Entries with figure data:

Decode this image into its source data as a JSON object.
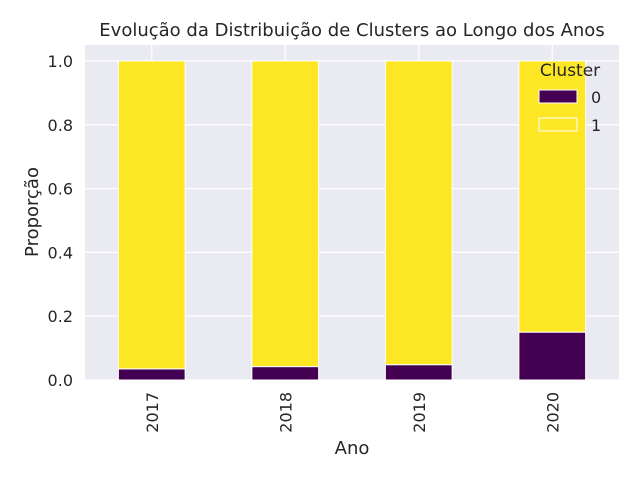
{
  "chart_data": {
    "type": "bar",
    "stacked": true,
    "title": "Evolução da Distribuição de Clusters ao Longo dos Anos",
    "xlabel": "Ano",
    "ylabel": "Proporção",
    "categories": [
      "2017",
      "2018",
      "2019",
      "2020"
    ],
    "series": [
      {
        "name": "0",
        "values": [
          0.035,
          0.042,
          0.048,
          0.15
        ],
        "color": "#440154"
      },
      {
        "name": "1",
        "values": [
          0.965,
          0.958,
          0.952,
          0.85
        ],
        "color": "#fde725"
      }
    ],
    "ylim": [
      0,
      1.05
    ],
    "yticks": [
      "0.0",
      "0.2",
      "0.4",
      "0.6",
      "0.8",
      "1.0"
    ],
    "grid": true,
    "legend": {
      "title": "Cluster",
      "position": "top-right"
    },
    "background": "#eaeaf2"
  }
}
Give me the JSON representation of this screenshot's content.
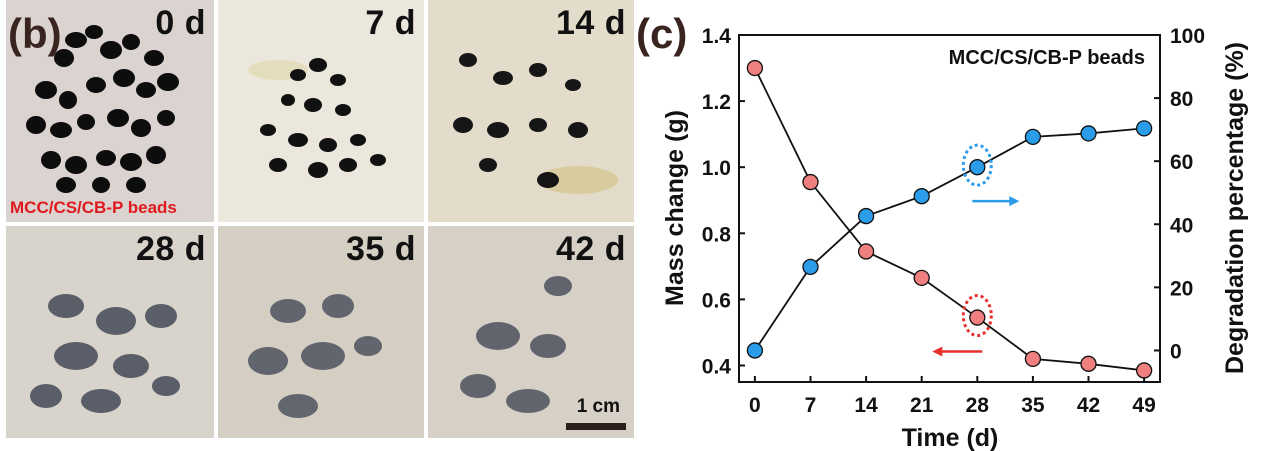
{
  "panel_b": {
    "letter": "(b)",
    "sample_label": "MCC/CS/CB-P beads",
    "scale_label": "1 cm",
    "tiles": [
      {
        "day": "0 d"
      },
      {
        "day": "7 d"
      },
      {
        "day": "14 d"
      },
      {
        "day": "28 d"
      },
      {
        "day": "35 d"
      },
      {
        "day": "42 d"
      }
    ]
  },
  "panel_c": {
    "letter": "(c)"
  },
  "chart_data": {
    "type": "line",
    "title": "MCC/CS/CB-P beads",
    "xlabel": "Time (d)",
    "ylabel_left": "Mass change (g)",
    "ylabel_right": "Degradation percentage (%)",
    "x": [
      0,
      7,
      14,
      21,
      28,
      35,
      42,
      49
    ],
    "xticks": [
      "0",
      "7",
      "14",
      "21",
      "28",
      "35",
      "42",
      "49"
    ],
    "xlim": [
      -2,
      51
    ],
    "ylim_left": [
      0.35,
      1.4
    ],
    "ylim_right": [
      -10,
      100
    ],
    "yticks_left": [
      "0.4",
      "0.6",
      "0.8",
      "1.0",
      "1.2",
      "1.4"
    ],
    "yticks_right": [
      "0",
      "20",
      "40",
      "60",
      "80",
      "100"
    ],
    "series": [
      {
        "axis": "left",
        "color": "#f08080",
        "values": [
          1.3,
          0.955,
          0.745,
          0.665,
          0.545,
          0.42,
          0.405,
          0.385
        ]
      },
      {
        "axis": "right",
        "color": "#2b9ce9",
        "values": [
          0,
          26.5,
          42.6,
          48.9,
          58.1,
          67.7,
          68.8,
          70.4
        ]
      }
    ],
    "grid": false,
    "annotations": [
      {
        "series": 1,
        "point": 4,
        "arrow": "right",
        "color": "#2b9ce9"
      },
      {
        "series": 0,
        "point": 4,
        "arrow": "left",
        "color": "#e8302e"
      }
    ]
  }
}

- [AIM OF THE TASK] Work through the records line by line and tally those holding "this". Reply with the number alone.

- [COMPLETE ANSWER] 2